## Exercise
From the passage on water-based paints below, list every type of surface it names as suited to water-based paints.

[Document passage Boundary: Start]

There are many reasons for using water-based paints and not least of these is the environmental impact but, before we get onto that, it’s probably best to start with clarifying what it means to be a water-based paint.
What are water-based paints?
Any paint or coating that uses water rather than chemical solvents as the liquifying agent is a water-based paint. The alternative is a solvent-based paint. Solvent-based paints also have many unique pros and cons which we will cover in another post.
Why did water-based paint become a thing?
Paint containing fewer VOCs (volatile organic compounds) has become increasingly important over the past 2 decades as the effects of these compounds on both the environment and on human health have become known. Solvent-based paints typically contain large amounts of VOCs and so manufacturers invested heavily in improving the quality of their water-based coatings in order to address the concerns surrounding the impact of VOCs. More information about VOCs and their impact can be found in the fact box below.
What are the top ten reasons for using water-based paints?
- They emit fewer VOCs causing less damage to the environment
- They are low odour which means that a workspace can be used again as soon as spray painting has been completed without worrying about the smell. This helps minimise disruption caused by paint jobs in busy offices and retail spaces.
- They are less flammable than solvent-based paints.
- They have excellent adhesion and are extremely unlikely to separate from the surface to which they are applied. Wood, brick, galvanised metal, cement and vinyl surfaces are all suited to water-based paints.
- The colour retention of water-based paints is superior to solvent-based paints although they do not offer quite such a high sheen.

[Document passage Boundary: End]
[Data for review Boundary: Start]

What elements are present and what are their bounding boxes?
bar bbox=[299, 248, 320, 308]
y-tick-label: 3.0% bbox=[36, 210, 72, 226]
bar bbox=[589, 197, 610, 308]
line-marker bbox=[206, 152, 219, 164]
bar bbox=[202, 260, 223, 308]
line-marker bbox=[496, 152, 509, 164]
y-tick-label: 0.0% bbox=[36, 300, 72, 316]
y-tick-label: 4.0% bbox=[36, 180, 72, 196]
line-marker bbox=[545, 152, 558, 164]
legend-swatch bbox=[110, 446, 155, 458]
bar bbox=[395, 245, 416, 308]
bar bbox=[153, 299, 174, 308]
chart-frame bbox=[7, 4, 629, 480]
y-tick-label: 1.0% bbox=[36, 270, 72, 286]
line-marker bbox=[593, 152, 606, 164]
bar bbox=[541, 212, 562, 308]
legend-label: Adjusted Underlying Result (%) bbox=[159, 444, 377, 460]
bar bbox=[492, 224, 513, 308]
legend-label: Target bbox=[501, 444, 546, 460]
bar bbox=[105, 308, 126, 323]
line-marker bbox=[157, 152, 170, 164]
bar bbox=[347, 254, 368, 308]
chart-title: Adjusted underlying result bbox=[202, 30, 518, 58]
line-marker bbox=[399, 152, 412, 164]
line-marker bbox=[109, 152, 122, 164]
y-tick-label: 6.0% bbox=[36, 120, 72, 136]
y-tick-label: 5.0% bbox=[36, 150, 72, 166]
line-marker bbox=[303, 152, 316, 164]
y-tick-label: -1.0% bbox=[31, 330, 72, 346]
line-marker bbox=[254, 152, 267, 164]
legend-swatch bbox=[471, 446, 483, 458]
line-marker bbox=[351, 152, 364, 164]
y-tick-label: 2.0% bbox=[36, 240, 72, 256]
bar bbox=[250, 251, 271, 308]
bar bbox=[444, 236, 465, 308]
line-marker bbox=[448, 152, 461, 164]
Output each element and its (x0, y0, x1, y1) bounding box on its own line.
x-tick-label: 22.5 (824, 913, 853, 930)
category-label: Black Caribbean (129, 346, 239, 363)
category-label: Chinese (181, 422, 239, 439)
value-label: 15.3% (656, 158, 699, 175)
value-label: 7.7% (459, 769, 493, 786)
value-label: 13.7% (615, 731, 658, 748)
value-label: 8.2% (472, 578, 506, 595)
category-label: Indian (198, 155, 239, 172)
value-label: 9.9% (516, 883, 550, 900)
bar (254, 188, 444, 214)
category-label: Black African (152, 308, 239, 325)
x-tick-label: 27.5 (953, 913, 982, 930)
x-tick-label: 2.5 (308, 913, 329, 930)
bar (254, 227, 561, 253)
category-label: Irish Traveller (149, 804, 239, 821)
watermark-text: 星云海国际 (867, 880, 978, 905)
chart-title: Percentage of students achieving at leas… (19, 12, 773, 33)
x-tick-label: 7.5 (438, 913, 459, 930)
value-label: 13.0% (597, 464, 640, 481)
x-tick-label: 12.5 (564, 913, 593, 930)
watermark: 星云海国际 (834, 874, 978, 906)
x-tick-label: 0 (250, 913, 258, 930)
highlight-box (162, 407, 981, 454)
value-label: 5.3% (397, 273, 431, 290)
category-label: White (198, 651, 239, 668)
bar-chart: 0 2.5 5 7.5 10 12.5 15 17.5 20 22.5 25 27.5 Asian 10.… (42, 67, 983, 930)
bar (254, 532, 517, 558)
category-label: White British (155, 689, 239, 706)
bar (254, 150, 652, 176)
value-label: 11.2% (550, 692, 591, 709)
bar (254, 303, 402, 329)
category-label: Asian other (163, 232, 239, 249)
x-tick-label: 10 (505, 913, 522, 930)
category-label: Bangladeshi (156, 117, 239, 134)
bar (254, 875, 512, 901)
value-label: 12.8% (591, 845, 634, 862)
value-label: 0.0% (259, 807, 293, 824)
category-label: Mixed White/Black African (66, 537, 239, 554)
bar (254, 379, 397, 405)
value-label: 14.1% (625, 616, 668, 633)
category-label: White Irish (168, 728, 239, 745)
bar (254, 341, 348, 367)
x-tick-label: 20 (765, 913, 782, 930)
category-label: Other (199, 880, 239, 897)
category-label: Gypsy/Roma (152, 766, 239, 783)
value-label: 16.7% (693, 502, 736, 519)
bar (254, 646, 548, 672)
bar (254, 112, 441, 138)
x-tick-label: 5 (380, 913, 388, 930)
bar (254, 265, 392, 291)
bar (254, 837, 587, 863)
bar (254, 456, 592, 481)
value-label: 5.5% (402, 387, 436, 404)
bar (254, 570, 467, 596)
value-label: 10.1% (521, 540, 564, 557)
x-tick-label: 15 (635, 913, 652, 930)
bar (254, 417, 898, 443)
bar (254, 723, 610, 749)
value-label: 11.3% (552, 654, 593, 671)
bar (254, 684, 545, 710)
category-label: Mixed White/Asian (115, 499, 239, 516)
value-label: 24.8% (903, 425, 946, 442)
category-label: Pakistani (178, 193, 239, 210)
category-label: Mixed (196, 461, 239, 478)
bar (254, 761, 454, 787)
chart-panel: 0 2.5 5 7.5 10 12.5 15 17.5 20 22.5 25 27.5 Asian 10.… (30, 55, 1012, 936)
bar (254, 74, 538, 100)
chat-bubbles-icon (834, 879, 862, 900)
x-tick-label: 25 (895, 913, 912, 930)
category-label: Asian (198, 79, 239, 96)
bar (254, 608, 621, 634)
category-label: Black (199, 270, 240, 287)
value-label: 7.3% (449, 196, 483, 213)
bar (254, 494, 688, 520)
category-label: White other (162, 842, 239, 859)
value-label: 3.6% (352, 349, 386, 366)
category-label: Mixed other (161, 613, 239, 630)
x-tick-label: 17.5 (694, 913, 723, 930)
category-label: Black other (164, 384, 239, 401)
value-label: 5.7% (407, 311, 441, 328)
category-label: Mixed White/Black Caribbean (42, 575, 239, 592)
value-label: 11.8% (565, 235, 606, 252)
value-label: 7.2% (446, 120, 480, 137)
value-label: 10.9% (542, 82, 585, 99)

[Data for review Boundary: End]

## Reply
- Wood
- Brick
- Galvanized metal
- Cement
- Vinyl